(Dataset items)
•••••
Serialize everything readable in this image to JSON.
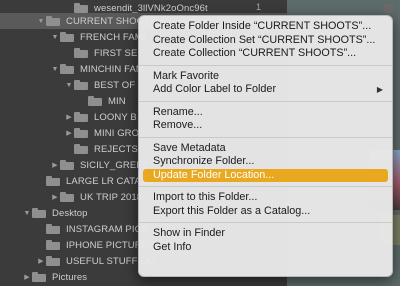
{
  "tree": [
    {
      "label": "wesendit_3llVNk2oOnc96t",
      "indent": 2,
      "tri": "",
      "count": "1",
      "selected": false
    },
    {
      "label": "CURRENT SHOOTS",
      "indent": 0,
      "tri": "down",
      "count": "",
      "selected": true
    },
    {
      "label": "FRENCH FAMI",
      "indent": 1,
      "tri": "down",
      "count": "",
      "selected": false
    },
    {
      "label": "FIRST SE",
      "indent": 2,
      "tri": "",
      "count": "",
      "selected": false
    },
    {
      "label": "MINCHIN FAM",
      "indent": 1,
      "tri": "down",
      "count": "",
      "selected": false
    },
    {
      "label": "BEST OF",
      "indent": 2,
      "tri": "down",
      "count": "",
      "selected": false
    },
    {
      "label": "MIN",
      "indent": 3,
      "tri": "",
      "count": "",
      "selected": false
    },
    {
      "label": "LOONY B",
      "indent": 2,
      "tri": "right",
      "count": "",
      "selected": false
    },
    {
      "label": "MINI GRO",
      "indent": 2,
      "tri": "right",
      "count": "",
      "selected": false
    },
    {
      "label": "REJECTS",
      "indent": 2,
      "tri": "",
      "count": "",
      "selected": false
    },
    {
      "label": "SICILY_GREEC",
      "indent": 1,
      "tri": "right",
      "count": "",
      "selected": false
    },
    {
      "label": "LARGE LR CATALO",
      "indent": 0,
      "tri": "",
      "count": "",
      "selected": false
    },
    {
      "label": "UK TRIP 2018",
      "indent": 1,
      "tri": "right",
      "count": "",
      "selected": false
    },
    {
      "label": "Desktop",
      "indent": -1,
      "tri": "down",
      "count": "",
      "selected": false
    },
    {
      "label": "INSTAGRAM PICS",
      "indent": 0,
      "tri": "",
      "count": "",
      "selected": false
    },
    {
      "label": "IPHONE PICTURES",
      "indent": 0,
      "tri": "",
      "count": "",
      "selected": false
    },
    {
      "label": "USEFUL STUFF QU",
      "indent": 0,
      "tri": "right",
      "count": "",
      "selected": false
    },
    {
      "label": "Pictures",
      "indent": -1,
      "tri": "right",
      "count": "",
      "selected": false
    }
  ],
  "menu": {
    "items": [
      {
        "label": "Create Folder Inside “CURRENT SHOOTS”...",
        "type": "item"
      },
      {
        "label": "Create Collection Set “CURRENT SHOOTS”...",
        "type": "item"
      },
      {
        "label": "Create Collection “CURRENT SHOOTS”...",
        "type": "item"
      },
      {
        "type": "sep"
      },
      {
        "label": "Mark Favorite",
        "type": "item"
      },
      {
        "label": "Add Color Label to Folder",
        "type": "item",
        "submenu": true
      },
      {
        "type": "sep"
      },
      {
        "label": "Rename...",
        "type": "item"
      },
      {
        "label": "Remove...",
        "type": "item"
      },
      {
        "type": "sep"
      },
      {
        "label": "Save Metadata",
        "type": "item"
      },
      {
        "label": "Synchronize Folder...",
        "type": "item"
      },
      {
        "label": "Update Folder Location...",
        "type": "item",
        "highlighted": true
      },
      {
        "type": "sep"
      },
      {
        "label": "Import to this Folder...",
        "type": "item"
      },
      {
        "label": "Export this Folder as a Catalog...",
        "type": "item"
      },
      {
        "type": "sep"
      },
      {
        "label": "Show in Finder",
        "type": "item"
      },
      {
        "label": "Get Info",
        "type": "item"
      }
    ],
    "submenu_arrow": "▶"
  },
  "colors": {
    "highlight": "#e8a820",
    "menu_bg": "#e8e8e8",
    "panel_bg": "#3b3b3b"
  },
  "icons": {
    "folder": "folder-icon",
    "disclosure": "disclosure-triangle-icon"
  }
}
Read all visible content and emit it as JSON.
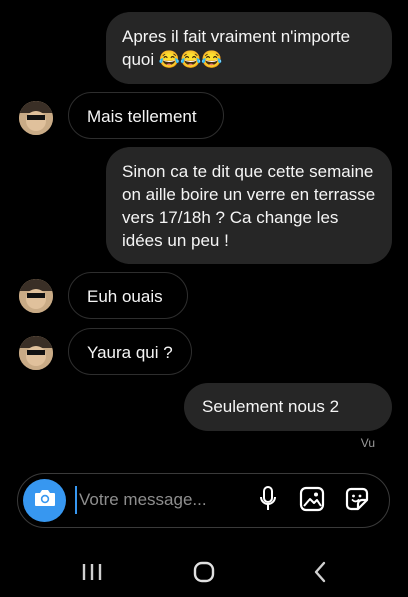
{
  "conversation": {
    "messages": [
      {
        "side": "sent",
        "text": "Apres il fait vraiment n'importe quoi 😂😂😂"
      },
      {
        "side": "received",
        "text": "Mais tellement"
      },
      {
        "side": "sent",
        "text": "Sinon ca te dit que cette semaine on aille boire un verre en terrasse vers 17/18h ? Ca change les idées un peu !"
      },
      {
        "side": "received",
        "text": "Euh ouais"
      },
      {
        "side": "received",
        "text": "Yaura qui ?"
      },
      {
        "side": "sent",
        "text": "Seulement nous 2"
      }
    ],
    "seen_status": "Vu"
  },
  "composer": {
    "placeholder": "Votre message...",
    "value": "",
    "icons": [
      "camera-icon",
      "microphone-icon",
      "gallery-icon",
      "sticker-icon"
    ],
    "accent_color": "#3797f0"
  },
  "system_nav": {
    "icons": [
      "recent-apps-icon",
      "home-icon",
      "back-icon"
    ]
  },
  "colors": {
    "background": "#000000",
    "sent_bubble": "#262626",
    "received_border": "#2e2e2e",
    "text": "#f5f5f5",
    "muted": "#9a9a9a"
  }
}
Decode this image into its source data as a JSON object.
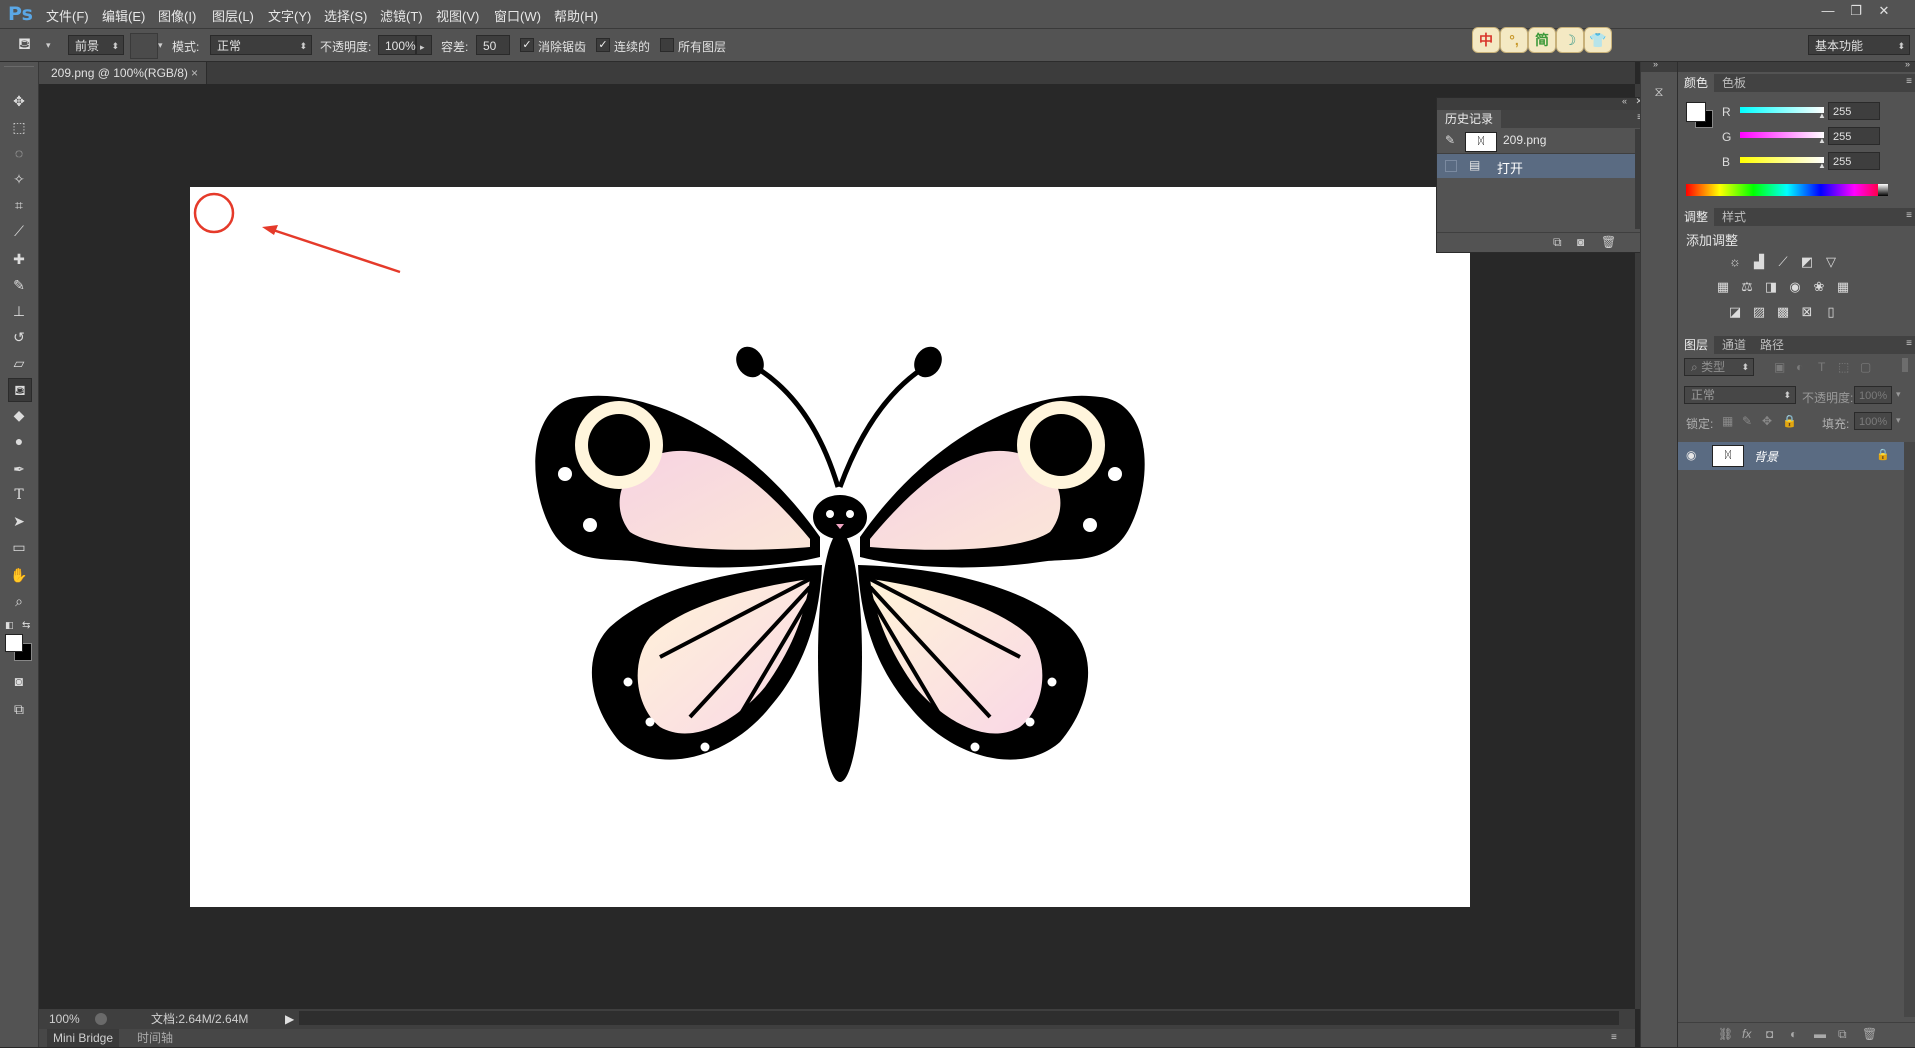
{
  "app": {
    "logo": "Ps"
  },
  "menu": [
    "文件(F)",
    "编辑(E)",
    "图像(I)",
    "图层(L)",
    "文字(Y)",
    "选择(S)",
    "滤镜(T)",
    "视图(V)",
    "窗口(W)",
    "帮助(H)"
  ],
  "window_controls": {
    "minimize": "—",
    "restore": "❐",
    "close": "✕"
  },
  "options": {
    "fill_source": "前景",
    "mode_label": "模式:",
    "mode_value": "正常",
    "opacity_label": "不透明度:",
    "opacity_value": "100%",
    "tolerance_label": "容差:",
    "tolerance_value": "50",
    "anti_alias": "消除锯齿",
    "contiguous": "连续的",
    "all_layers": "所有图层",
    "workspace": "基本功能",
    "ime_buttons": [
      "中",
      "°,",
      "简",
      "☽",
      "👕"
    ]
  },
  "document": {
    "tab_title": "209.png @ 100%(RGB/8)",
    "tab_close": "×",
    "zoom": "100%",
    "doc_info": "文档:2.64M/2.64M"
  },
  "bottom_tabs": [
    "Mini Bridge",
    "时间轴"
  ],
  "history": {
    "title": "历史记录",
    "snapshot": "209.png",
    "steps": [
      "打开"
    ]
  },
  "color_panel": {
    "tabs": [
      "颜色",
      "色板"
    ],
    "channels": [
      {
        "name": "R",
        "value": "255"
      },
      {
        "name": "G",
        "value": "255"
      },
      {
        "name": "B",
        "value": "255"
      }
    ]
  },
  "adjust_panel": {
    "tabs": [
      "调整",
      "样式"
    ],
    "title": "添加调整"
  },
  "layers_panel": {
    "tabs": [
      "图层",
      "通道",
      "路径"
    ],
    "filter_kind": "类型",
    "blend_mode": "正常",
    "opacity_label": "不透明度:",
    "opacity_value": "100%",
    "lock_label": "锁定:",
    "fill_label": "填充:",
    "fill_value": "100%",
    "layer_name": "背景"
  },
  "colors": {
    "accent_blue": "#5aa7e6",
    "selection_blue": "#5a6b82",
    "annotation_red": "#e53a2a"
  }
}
•••••
**GIVEN PROBLEM**.
Copy out every line where the word "CURRENT" occurs.

**TASK RESPONSE**.
      "label": "CURRENT SHOOTS",
        "label": "Create Folder Inside “CURRENT SHOOTS”...",
        "label": "Create Collection Set “CURRENT SHOOTS”...",
        "label": "Create Collection “CURRENT SHOOTS”...",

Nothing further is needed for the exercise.